**Required work**
Copy out each line featuring the string "Giới" from the entries beneath.

## start

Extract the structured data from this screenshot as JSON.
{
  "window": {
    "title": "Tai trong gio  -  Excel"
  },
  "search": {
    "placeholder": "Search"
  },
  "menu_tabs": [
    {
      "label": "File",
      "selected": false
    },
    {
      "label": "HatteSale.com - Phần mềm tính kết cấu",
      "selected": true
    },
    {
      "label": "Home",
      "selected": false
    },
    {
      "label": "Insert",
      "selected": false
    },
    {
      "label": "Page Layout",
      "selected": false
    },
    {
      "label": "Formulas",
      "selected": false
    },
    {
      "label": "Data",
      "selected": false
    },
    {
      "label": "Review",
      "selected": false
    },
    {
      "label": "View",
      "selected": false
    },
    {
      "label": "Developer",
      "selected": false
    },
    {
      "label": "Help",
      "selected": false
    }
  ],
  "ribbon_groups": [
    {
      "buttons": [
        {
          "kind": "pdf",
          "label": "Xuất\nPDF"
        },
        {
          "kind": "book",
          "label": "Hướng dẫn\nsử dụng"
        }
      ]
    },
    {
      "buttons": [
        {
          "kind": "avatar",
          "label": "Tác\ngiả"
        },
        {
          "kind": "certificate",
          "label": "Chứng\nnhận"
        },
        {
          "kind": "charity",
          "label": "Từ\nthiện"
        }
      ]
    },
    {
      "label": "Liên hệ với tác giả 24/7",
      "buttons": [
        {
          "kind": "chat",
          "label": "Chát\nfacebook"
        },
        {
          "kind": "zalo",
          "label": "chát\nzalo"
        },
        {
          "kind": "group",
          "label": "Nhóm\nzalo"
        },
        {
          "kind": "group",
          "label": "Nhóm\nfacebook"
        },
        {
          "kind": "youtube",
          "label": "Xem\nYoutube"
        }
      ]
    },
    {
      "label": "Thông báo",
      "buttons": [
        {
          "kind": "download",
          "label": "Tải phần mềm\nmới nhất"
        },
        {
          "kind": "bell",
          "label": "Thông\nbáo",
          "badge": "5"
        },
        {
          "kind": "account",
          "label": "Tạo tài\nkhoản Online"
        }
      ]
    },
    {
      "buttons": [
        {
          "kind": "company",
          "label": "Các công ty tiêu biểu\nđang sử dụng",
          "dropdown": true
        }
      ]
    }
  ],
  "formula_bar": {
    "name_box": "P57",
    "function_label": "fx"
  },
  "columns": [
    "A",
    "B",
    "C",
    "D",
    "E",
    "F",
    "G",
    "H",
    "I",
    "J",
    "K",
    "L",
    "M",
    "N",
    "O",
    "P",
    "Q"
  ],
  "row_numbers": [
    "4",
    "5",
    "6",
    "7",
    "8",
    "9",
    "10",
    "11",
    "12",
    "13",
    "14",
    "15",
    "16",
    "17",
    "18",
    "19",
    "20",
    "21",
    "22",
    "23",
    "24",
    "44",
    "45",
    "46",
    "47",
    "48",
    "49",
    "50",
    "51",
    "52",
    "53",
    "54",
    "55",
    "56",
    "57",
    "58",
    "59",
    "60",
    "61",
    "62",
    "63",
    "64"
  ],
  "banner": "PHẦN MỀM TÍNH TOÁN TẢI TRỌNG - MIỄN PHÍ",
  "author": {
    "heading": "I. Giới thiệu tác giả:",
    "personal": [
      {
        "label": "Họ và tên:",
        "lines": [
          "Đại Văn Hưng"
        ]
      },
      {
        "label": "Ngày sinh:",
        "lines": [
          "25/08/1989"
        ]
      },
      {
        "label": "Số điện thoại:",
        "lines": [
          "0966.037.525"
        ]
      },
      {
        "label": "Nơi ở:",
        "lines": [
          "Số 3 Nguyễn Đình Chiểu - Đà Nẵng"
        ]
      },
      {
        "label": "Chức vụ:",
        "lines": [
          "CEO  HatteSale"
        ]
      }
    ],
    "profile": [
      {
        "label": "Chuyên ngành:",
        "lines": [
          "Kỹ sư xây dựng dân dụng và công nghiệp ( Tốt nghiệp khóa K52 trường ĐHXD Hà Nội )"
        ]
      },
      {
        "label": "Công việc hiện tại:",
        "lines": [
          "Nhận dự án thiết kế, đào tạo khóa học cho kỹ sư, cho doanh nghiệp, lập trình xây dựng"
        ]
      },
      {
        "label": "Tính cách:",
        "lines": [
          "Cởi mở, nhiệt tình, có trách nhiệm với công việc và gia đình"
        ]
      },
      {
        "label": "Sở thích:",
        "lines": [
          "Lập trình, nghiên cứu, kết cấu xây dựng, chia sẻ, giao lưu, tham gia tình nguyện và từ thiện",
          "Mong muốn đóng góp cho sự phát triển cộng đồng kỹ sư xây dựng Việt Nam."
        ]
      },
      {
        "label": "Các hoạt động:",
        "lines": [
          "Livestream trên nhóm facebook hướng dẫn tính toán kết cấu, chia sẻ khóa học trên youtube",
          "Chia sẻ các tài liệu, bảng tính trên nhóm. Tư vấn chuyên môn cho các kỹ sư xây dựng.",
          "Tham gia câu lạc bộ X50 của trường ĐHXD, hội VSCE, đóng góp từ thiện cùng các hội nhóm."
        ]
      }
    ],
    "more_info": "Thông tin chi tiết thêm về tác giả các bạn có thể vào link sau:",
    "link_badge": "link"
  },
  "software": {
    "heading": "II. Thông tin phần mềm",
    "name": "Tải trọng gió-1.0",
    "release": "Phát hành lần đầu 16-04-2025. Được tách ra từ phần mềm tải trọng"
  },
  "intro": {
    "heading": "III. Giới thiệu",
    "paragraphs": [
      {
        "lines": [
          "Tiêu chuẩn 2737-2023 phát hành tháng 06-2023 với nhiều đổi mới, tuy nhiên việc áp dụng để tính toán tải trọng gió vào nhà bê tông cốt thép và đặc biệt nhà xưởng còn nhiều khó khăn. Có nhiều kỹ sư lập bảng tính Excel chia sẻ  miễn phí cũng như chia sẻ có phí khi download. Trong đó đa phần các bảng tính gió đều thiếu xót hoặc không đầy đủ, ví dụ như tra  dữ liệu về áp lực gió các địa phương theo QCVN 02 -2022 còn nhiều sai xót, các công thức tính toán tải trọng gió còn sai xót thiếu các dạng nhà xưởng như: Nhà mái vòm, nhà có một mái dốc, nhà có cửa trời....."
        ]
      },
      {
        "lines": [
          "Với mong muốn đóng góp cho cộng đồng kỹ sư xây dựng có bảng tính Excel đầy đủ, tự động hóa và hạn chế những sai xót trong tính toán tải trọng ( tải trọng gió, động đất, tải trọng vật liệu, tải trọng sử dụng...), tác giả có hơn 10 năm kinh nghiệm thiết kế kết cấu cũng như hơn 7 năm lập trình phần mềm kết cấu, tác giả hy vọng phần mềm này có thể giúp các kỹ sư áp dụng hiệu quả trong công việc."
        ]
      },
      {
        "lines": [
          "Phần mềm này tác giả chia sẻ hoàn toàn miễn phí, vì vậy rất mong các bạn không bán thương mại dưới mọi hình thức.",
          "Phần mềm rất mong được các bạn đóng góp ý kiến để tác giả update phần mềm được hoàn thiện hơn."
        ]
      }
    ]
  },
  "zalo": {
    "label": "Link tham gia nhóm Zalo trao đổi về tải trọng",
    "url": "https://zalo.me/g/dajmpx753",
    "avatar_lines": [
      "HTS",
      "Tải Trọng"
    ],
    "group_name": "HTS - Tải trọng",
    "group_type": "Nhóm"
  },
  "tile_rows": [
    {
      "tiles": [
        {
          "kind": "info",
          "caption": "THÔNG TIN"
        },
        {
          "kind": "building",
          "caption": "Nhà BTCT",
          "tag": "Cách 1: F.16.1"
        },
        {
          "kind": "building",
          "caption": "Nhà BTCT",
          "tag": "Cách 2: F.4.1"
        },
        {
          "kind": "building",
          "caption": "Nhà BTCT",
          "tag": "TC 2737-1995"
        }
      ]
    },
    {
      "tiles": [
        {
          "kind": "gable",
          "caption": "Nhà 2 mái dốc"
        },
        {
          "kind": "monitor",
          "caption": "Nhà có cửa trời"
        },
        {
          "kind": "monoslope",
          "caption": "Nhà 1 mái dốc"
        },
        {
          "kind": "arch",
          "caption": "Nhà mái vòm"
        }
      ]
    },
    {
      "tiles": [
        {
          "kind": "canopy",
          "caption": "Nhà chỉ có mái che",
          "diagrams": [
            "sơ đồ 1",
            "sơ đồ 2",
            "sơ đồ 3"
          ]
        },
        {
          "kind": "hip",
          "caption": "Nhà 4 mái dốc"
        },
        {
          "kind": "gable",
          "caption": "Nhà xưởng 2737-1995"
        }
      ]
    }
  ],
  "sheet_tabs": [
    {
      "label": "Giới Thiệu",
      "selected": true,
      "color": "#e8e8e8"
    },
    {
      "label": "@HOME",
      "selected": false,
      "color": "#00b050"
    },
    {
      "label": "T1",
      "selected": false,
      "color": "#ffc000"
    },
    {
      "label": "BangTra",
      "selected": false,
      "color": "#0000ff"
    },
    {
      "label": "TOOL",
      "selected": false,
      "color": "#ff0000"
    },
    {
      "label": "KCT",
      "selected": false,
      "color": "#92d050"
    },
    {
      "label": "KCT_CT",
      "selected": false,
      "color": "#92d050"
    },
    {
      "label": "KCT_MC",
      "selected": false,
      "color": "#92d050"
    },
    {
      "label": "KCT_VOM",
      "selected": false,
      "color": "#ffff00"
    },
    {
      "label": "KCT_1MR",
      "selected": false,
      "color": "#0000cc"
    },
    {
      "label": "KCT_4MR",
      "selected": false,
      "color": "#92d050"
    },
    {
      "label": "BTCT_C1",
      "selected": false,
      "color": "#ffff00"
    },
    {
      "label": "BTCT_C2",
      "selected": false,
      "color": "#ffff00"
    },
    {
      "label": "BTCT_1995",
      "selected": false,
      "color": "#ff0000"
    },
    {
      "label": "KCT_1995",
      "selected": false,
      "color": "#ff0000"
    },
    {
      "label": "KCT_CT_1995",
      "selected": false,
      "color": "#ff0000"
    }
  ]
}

## end

**In response**
    "heading": "I. Giới thiệu tác giả:",
    "heading": "III. Giới thiệu",
      "label": "Giới Thiệu",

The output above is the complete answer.